■ Supplied records ■

-------------------------

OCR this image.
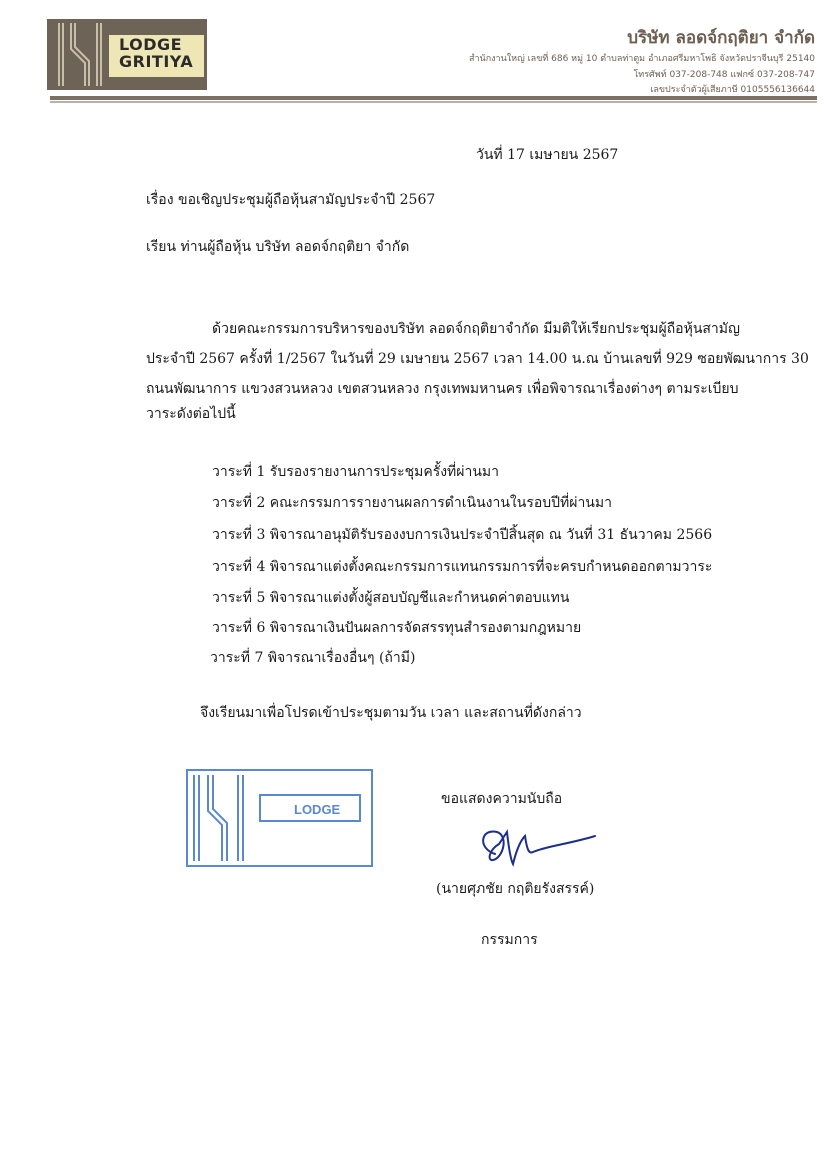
LODGE
GRITIYA
บริษัท ลอดจ์กฤติยา จำกัด
สำนักงานใหญ่ เลขที่ 686 หมู่ 10 ตำบลท่าตูม อำเภอศรีมหาโพธิ จังหวัดปราจีนบุรี 25140
โทรศัพท์ 037-208-748 แฟกซ์ 037-208-747
เลขประจำตัวผู้เสียภาษี 0105556136644
วันที่ 17 เมษายน 2567
เรื่อง ขอเชิญประชุมผู้ถือหุ้นสามัญประจำปี 2567
เรียน ท่านผู้ถือหุ้น บริษัท ลอดจ์กฤติยา จำกัด
ด้วยคณะกรรมการบริหารของบริษัท ลอดจ์กฤติยาจำกัด มีมติให้เรียกประชุมผู้ถือหุ้นสามัญ
ประจำปี 2567 ครั้งที่ 1/2567 ในวันที่ 29 เมษายน 2567 เวลา 14.00 น.ณ บ้านเลขที่ 929 ซอยพัฒนาการ 30
ถนนพัฒนาการ แขวงสวนหลวง เขตสวนหลวง กรุงเทพมหานคร เพื่อพิจารณาเรื่องต่างๆ ตามระเบียบ
วาระดังต่อไปนี้
วาระที่ 1 รับรองรายงานการประชุมครั้งที่ผ่านมา
วาระที่ 2 คณะกรรมการรายงานผลการดำเนินงานในรอบปีที่ผ่านมา
วาระที่ 3 พิจารณาอนุมัติรับรองงบการเงินประจำปีสิ้นสุด ณ วันที่ 31 ธันวาคม 2566
วาระที่ 4 พิจารณาแต่งตั้งคณะกรรมการแทนกรรมการที่จะครบกำหนดออกตามวาระ
วาระที่ 5 พิจารณาแต่งตั้งผู้สอบบัญชีและกำหนดค่าตอบแทน
วาระที่ 6 พิจารณาเงินปันผลการจัดสรรทุนสำรองตามกฎหมาย
วาระที่ 7 พิจารณาเรื่องอื่นๆ (ถ้ามี)
จึงเรียนมาเพื่อโปรดเข้าประชุมตามวัน เวลา และสถานที่ดังกล่าว
LODGE
ขอแสดงความนับถือ
(นายศุภชัย กฤติยรังสรรค์)
กรรมการ
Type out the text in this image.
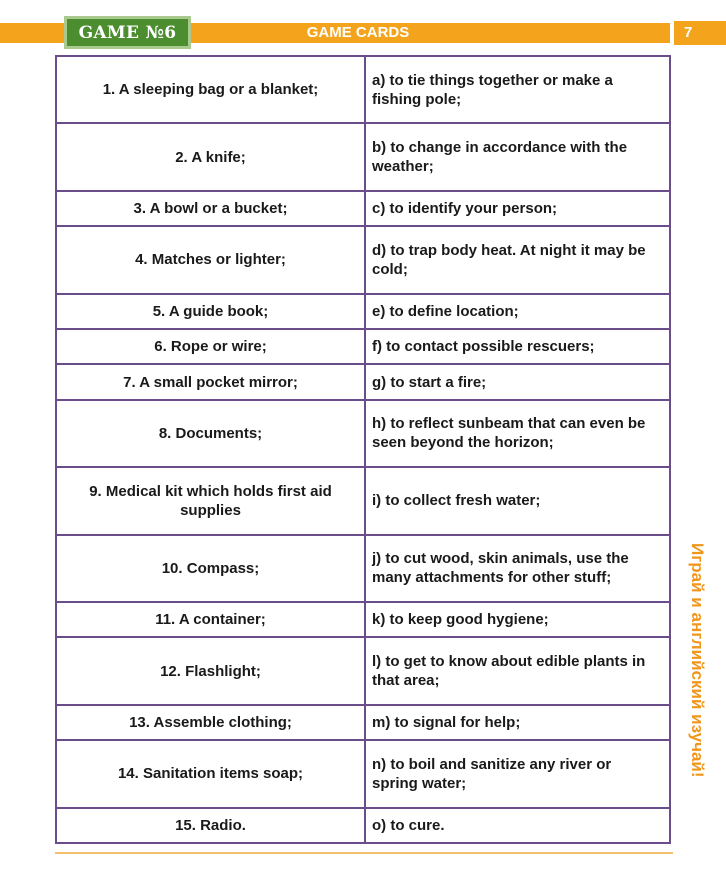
GAME №6	GAME CARDS	7
1. A sleeping bag or a blanket;	a) to tie things together or make a fishing pole;
2. A knife;	b) to change in accordance with the weather;
3. A bowl or a bucket;	c) to identify your person;
4. Matches or lighter;	d) to trap body heat. At night it may be cold;
5. A guide book;	e) to define location;
6. Rope or wire;	f) to contact possible rescuers;
7. A small pocket mirror;	g) to start a fire;
8. Documents;	h) to reflect sunbeam that can even be seen beyond the horizon;
9. Medical kit which holds first aid supplies	i) to collect fresh water;
10. Compass;	j) to cut wood, skin animals, use the many attachments for other stuff;
11. A container;	k) to keep good hygiene;
12. Flashlight;	l) to get to know about edible plants in that area;
13. Assemble clothing;	m) to signal for help;
14. Sanitation items soap;	n) to boil and sanitize any river or spring water;
15. Radio.	o) to cure.
Играй и английский изучай!
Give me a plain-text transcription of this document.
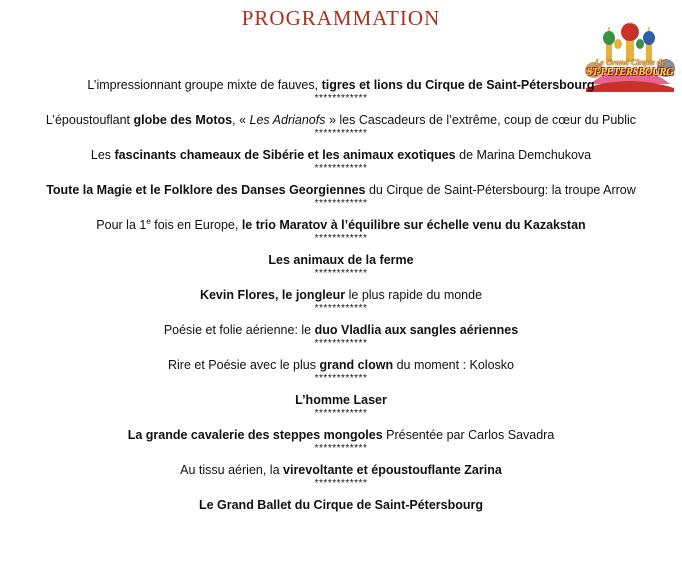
PROGRAMMATION
Le Grand Cirque de
ST-PETERSBOURG
L’impressionnant groupe mixte de fauves, tigres et lions du Cirque de Saint-Pétersbourg
************
L’époustouflant globe des Motos, « Les Adrianofs » les Cascadeurs de l’extrême, coup de cœur du Public
************
Les fascinants chameaux de Sibérie et les animaux exotiques de Marina Demchukova
************
Toute la Magie et le Folklore des Danses Georgiennes du Cirque de Saint-Pétersbourg: la troupe Arrow
************
Pour la 1e fois en Europe, le trio Maratov à l’équilibre sur échelle venu du Kazakstan
************
Les animaux de la ferme
************
Kevin Flores, le jongleur le plus rapide du monde
************
Poésie et folie aérienne: le duo Vladlia aux sangles aériennes
************
Rire et Poésie avec le plus grand clown du moment : Kolosko
************
L’homme Laser
************
La grande cavalerie des steppes mongoles Présentée par Carlos Savadra
************
Au tissu aérien, la virevoltante et époustouflante Zarina
************
Le Grand Ballet du Cirque de Saint-Pétersbourg
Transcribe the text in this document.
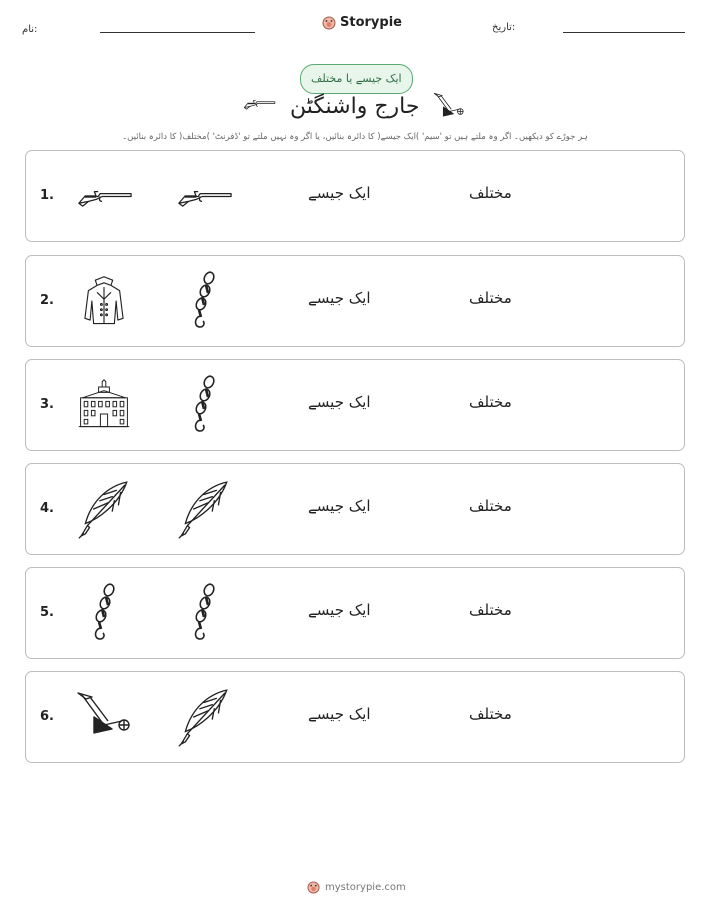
نام:	Storypie	تاریخ:
ایک جیسے یا مختلف
جارج واشنگٹن
ہر جوڑے کو دیکھیں۔ اگر وہ ملتے ہیں تو 'سیم' )ایک جیسے( کا دائرہ بنائیں، یا اگر وہ نہیں ملتے تو 'ڈفرنٹ' )مختلف( کا دائرہ بنائیں۔
1.	ایک جیسے	مختلف
2.	ایک جیسے	مختلف
3.	ایک جیسے	مختلف
4.	ایک جیسے	مختلف
5.	ایک جیسے	مختلف
6.	ایک جیسے	مختلف
mystorypie.com
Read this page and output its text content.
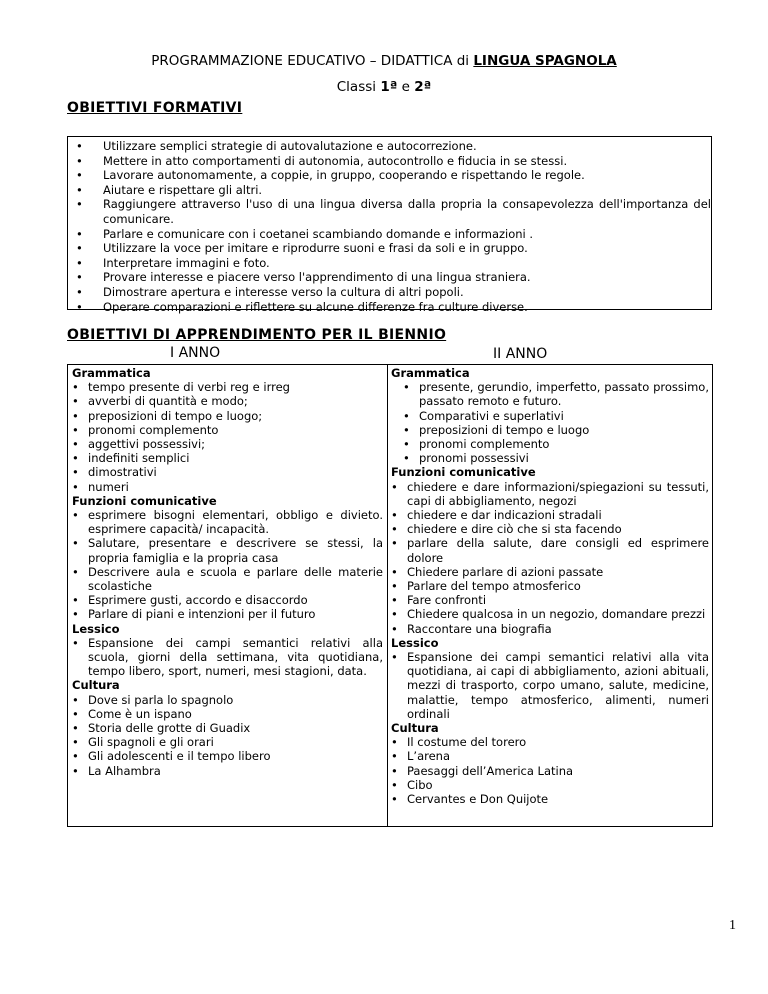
PROGRAMMAZIONE EDUCATIVO – DIDATTICA di LINGUA SPAGNOLA
Classi 1ª e 2ª
OBIETTIVI FORMATIVI
• Utilizzare semplici strategie di autovalutazione e autocorrezione.
• Mettere in atto comportamenti di autonomia, autocontrollo e fiducia in se stessi.
• Lavorare autonomamente, a coppie, in gruppo, cooperando e rispettando le regole.
• Aiutare e rispettare gli altri.
• Raggiungere attraverso l'uso di una lingua diversa dalla propria la consapevolezza dell'importanza del comunicare.
• Parlare e comunicare con i coetanei scambiando domande e informazioni .
• Utilizzare la voce per imitare e riprodurre suoni e frasi da soli e in gruppo.
• Interpretare immagini e foto.
• Provare interesse e piacere verso l'apprendimento di una lingua straniera.
• Dimostrare apertura e interesse verso la cultura di altri popoli.
• Operare comparazioni e riflettere su alcune differenze fra culture diverse.
OBIETTIVI DI APPRENDIMENTO PER IL BIENNIO
I ANNO	II ANNO
Grammatica
• tempo presente di verbi reg e irreg
• avverbi di quantità e modo;
• preposizioni di tempo e luogo;
• pronomi complemento
• aggettivi possessivi;
• indefiniti semplici
• dimostrativi
• numeri
Funzioni comunicative
• esprimere bisogni elementari, obbligo e divieto. esprimere capacità/ incapacità.
• Salutare, presentare e descrivere se stessi, la propria famiglia e la propria casa
• Descrivere aula e scuola e parlare delle materie scolastiche
• Esprimere gusti, accordo e disaccordo
• Parlare di piani e intenzioni per il futuro
Lessico
• Espansione dei campi semantici relativi alla scuola, giorni della settimana, vita quotidiana, tempo libero, sport, numeri, mesi stagioni, data.
Cultura
• Dove si parla lo spagnolo
• Come è un ispano
• Storia delle grotte di Guadix
• Gli spagnoli e gli orari
• Gli adolescenti e il tempo libero
• La Alhambra
Grammatica
• presente, gerundio, imperfetto, passato prossimo, passato remoto e futuro.
• Comparativi e superlativi
• preposizioni di tempo e luogo
• pronomi complemento
• pronomi possessivi
Funzioni comunicative
• chiedere e dare informazioni/spiegazioni su tessuti, capi di abbigliamento, negozi
• chiedere e dar indicazioni stradali
• chiedere e dire ciò che si sta facendo
• parlare della salute, dare consigli ed esprimere dolore
• Chiedere parlare di azioni passate
• Parlare del tempo atmosferico
• Fare confronti
• Chiedere qualcosa in un negozio, domandare prezzi
• Raccontare una biografia
Lessico
• Espansione dei campi semantici relativi alla vita quotidiana, ai capi di abbigliamento, azioni abituali, mezzi di trasporto, corpo umano, salute, medicine, malattie, tempo atmosferico, alimenti, numeri ordinali
Cultura
• Il costume del torero
• L’arena
• Paesaggi dell’America Latina
• Cibo
• Cervantes e Don Quijote
1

-------------------------

■ What you need to do ■
Identify each line in the entries with the word "plus" and copy it.

■ Full response ■
Kevin Flores, le jongleur le plus rapide du monde
Rire et Poésie avec le plus grand clown du moment : Kolosko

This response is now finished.